OBJECTIVE – Find each line holding "Określenia" and copy it out.

## BEGIN PROVIDED MATERIAL

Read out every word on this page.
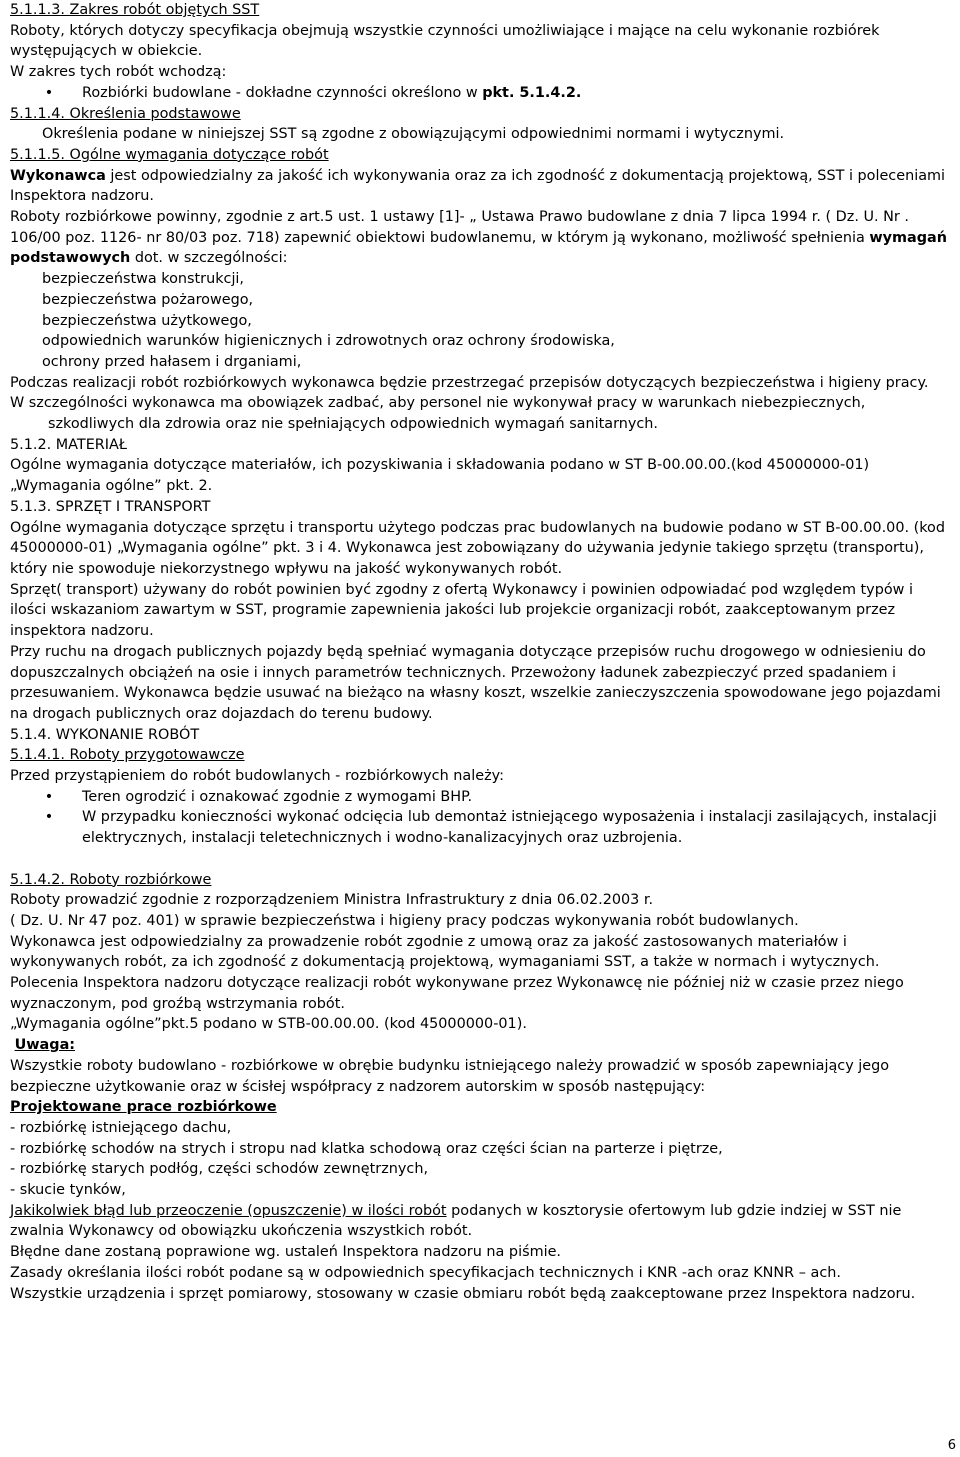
5.1.1.3. Zakres robót objętych SST
Roboty, których dotyczy specyfikacja obejmują wszystkie czynności umożliwiające i mające na celu wykonanie rozbiórek występujących w obiekcie.
W zakres tych robót wchodzą:
• Rozbiórki budowlane - dokładne czynności określono w pkt. 5.1.4.2.
5.1.1.4. Określenia podstawowe
Określenia podane w niniejszej SST są zgodne z obowiązującymi odpowiednimi normami i wytycznymi.
5.1.1.5. Ogólne wymagania dotyczące robót
Wykonawca jest odpowiedzialny za jakość ich wykonywania oraz za ich zgodność z dokumentacją projektową, SST i poleceniami Inspektora nadzoru.
Roboty rozbiórkowe powinny, zgodnie z art.5 ust. 1 ustawy [1]- „ Ustawa Prawo budowlane z dnia 7 lipca 1994 r. ( Dz. U. Nr . 106/00 poz. 1126- nr 80/03 poz. 718) zapewnić obiektowi budowlanemu, w którym ją wykonano, możliwość spełnienia wymagań podstawowych dot. w szczególności:
bezpieczeństwa konstrukcji,
bezpieczeństwa pożarowego,
bezpieczeństwa użytkowego,
odpowiednich warunków higienicznych i zdrowotnych oraz ochrony środowiska,
ochrony przed hałasem i drganiami,
Podczas realizacji robót rozbiórkowych wykonawca będzie przestrzegać przepisów dotyczących bezpieczeństwa i higieny pracy.
W szczególności wykonawca ma obowiązek zadbać, aby personel nie wykonywał pracy w warunkach niebezpiecznych, szkodliwych dla zdrowia oraz nie spełniających odpowiednich wymagań sanitarnych.
5.1.2. MATERIAŁ
Ogólne wymagania dotyczące materiałów, ich pozyskiwania i składowania podano w ST B-00.00.00.(kod 45000000-01) „Wymagania ogólne” pkt. 2.
5.1.3. SPRZĘT I TRANSPORT
Ogólne wymagania dotyczące sprzętu i transportu użytego podczas prac budowlanych na budowie podano w ST B-00.00.00. (kod 45000000-01) „Wymagania ogólne” pkt. 3 i 4. Wykonawca jest zobowiązany do używania jedynie takiego sprzętu (transportu), który nie spowoduje niekorzystnego wpływu na jakość wykonywanych robót.
Sprzęt( transport) używany do robót powinien być zgodny z ofertą Wykonawcy i powinien odpowiadać pod względem typów i ilości wskazaniom zawartym w SST, programie zapewnienia jakości lub projekcie organizacji robót, zaakceptowanym przez inspektora nadzoru.
Przy ruchu na drogach publicznych pojazdy będą spełniać wymagania dotyczące przepisów ruchu drogowego w odniesieniu do dopuszczalnych obciążeń na osie i innych parametrów technicznych. Przewożony ładunek zabezpieczyć przed spadaniem i przesuwaniem. Wykonawca będzie usuwać na bieżąco na własny koszt, wszelkie zanieczyszczenia spowodowane jego pojazdami na drogach publicznych oraz dojazdach do terenu budowy.
5.1.4. WYKONANIE ROBÓT
5.1.4.1. Roboty przygotowawcze
Przed przystąpieniem do robót budowlanych - rozbiórkowych należy:
• Teren ogrodzić i oznakować zgodnie z wymogami BHP.
• W przypadku konieczności wykonać odcięcia lub demontaż istniejącego wyposażenia i instalacji zasilających, instalacji elektrycznych, instalacji teletechnicznych i wodno-kanalizacyjnych oraz uzbrojenia.
5.1.4.2. Roboty rozbiórkowe
Roboty prowadzić zgodnie z rozporządzeniem Ministra Infrastruktury z dnia 06.02.2003 r.
( Dz. U. Nr 47 poz. 401) w sprawie bezpieczeństwa i higieny pracy podczas wykonywania robót budowlanych.
Wykonawca jest odpowiedzialny za prowadzenie robót zgodnie z umową oraz za jakość zastosowanych materiałów i wykonywanych robót, za ich zgodność z dokumentacją projektową, wymaganiami SST, a także w normach i wytycznych.
Polecenia Inspektora nadzoru dotyczące realizacji robót wykonywane przez Wykonawcę nie później niż w czasie przez niego wyznaczonym, pod groźbą wstrzymania robót.
„Wymagania ogólne”pkt.5 podano w STB-00.00.00. (kod 45000000-01).
Uwaga:
Wszystkie roboty budowlano - rozbiórkowe w obrębie budynku istniejącego należy prowadzić w sposób zapewniający jego bezpieczne użytkowanie oraz w ścisłej współpracy z nadzorem autorskim w sposób następujący:
Projektowane prace rozbiórkowe
- rozbiórkę istniejącego dachu,
- rozbiórkę schodów na strych i stropu nad klatka schodową oraz części ścian na parterze i piętrze,
- rozbiórkę starych podłóg, części schodów zewnętrznych,
- skucie tynków,
Jakikolwiek błąd lub przeoczenie (opuszczenie) w ilości robót podanych w kosztorysie ofertowym lub gdzie indziej w SST nie zwalnia Wykonawcy od obowiązku ukończenia wszystkich robót.
Błędne dane zostaną poprawione wg. ustaleń Inspektora nadzoru na piśmie.
Zasady określania ilości robót podane są w odpowiednich specyfikacjach technicznych i KNR -ach oraz KNNR – ach.
Wszystkie urządzenia i sprzęt pomiarowy, stosowany w czasie obmiaru robót będą zaakceptowane przez Inspektora nadzoru.
6
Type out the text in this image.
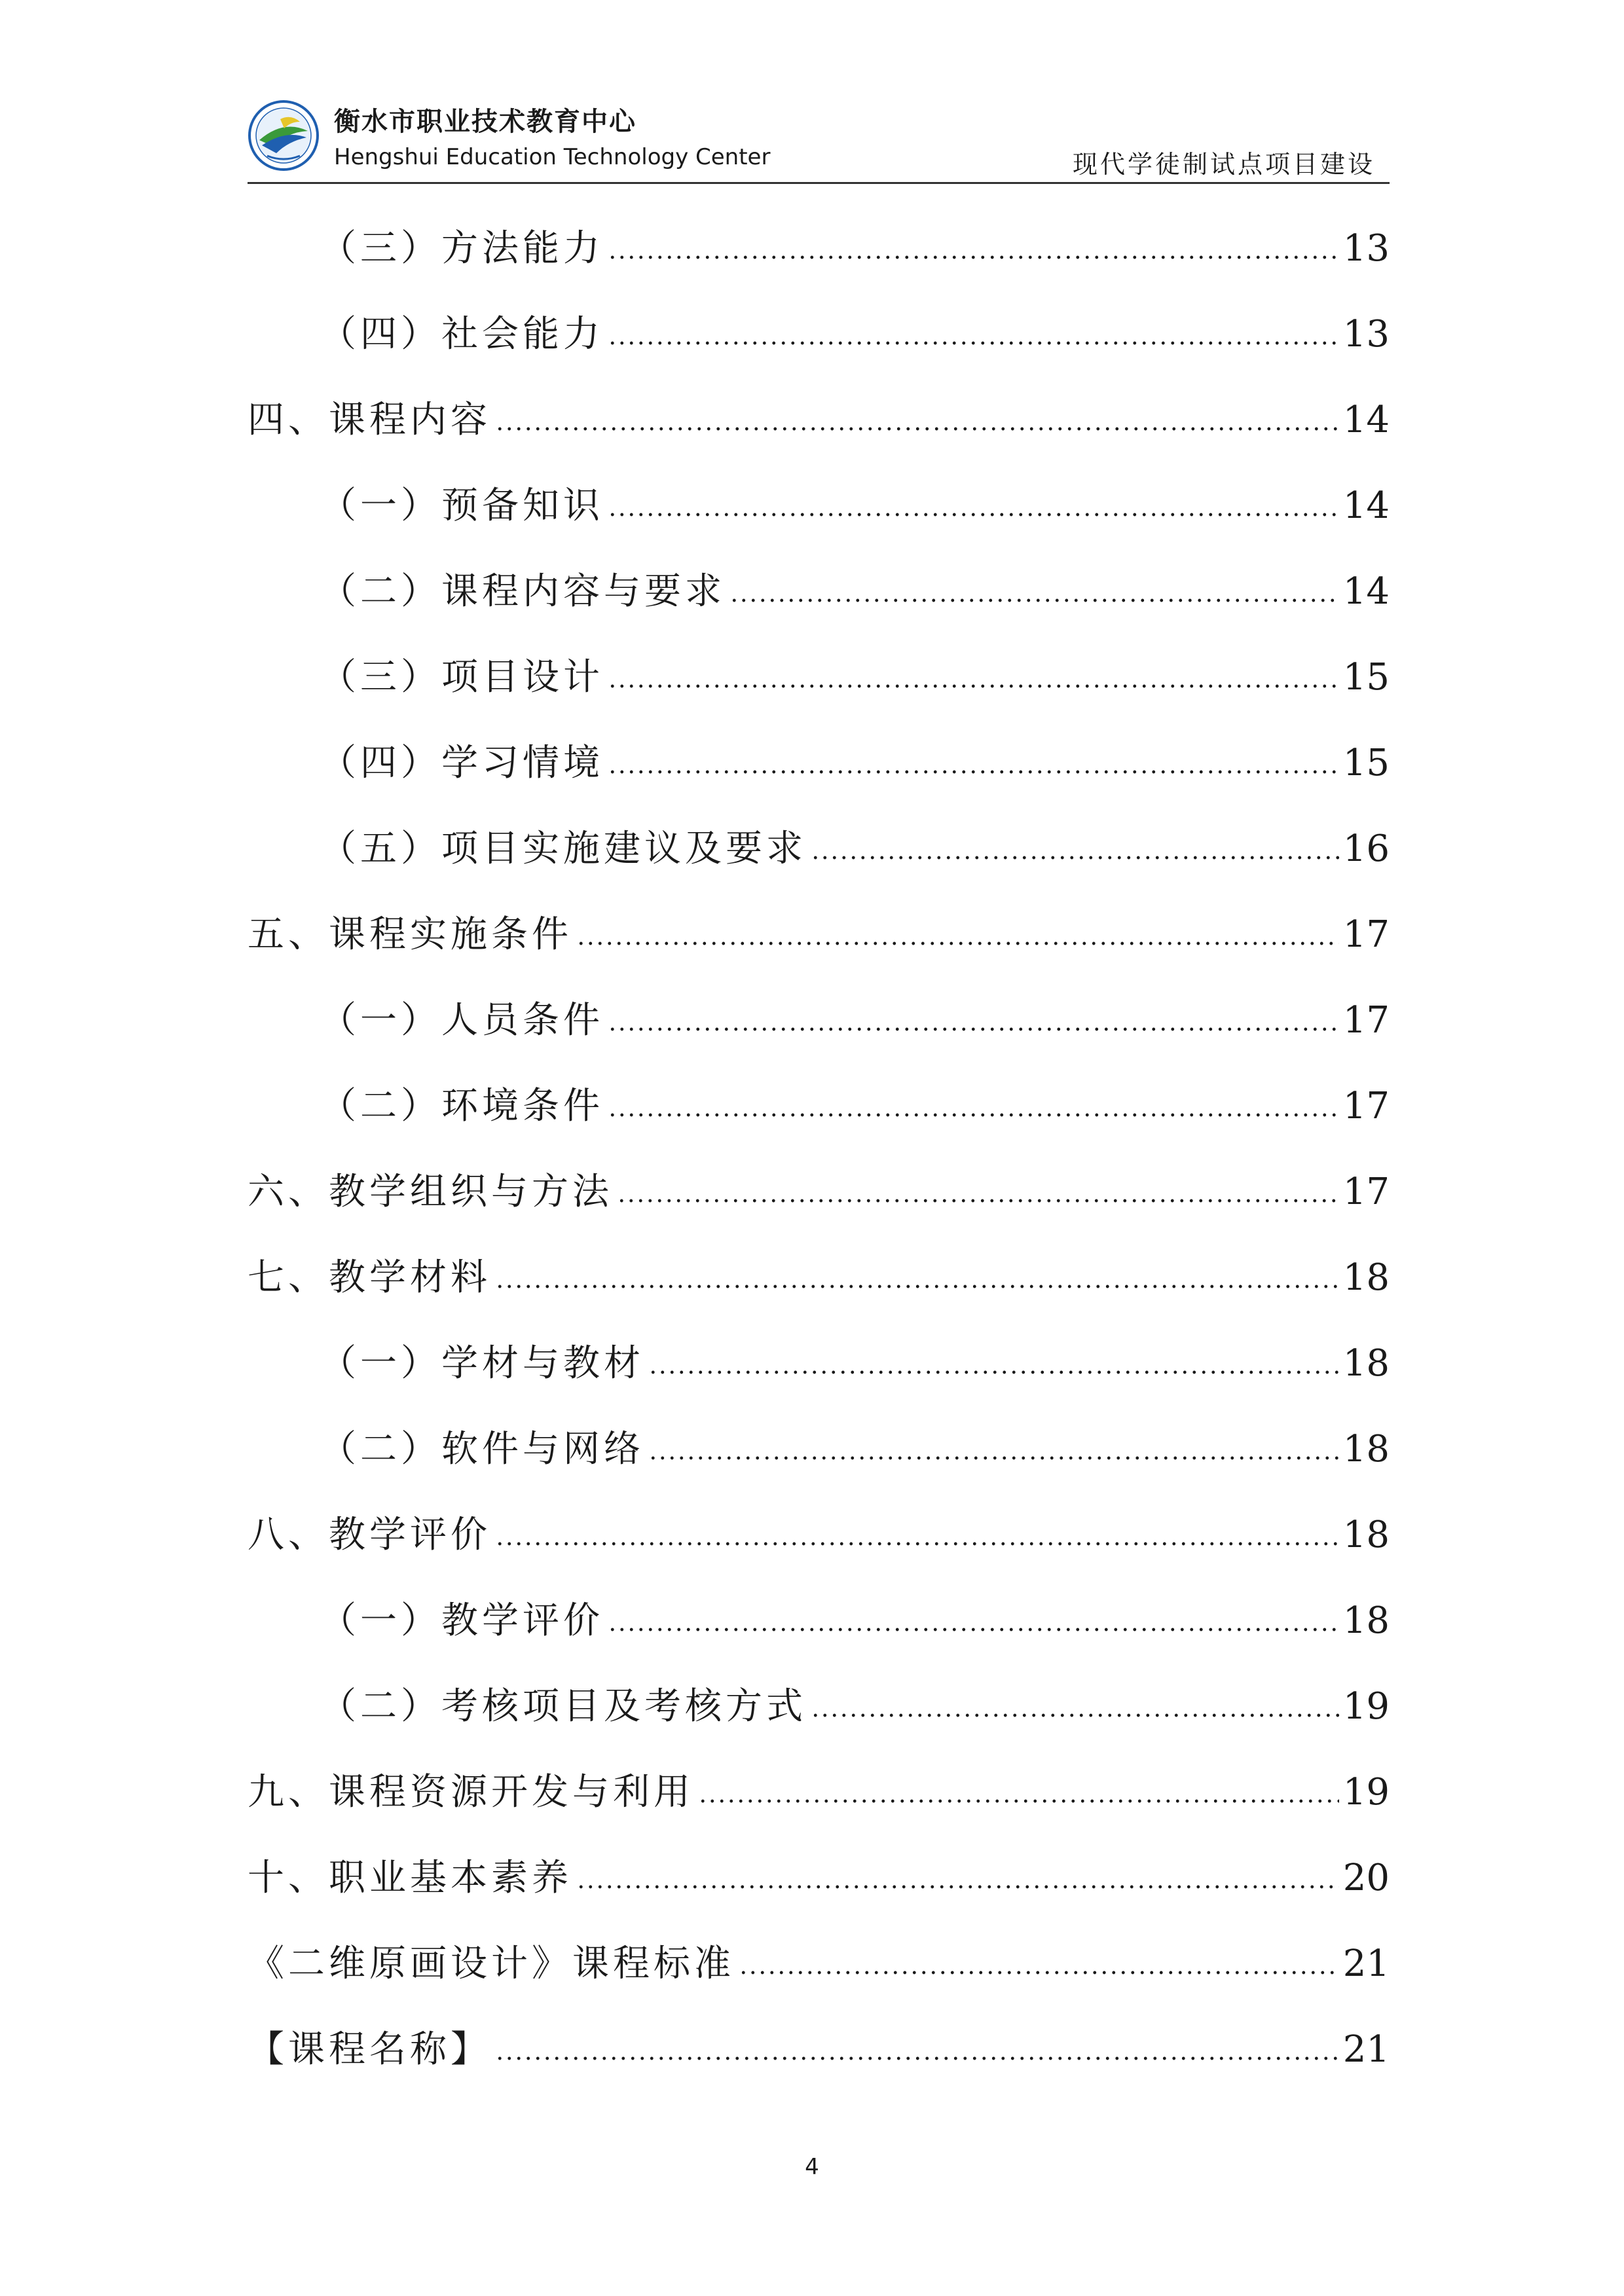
衡水市职业技术教育中心
Hengshui Education Technology Center	现代学徒制试点项目建设
（三）方法能力	13
（四）社会能力	13
四、课程内容	14
（一）预备知识	14
（二）课程内容与要求	14
（三）项目设计	15
（四）学习情境	15
（五）项目实施建议及要求	16
五、课程实施条件	17
（一）人员条件	17
（二）环境条件	17
六、教学组织与方法	17
七、教学材料	18
（一）学材与教材	18
（二）软件与网络	18
八、教学评价	18
（一）教学评价	18
（二）考核项目及考核方式	19
九、课程资源开发与利用	19
十、职业基本素养	20
《二维原画设计》课程标准	21
【课程名称】	21
4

## END PROVIDED MATERIAL

ANSWER TO THE TASK –
5.1.1.4. Określenia podstawowe
Określenia podane w niniejszej SST są zgodne z obowiązującymi odpowiednimi normami i wytycznymi.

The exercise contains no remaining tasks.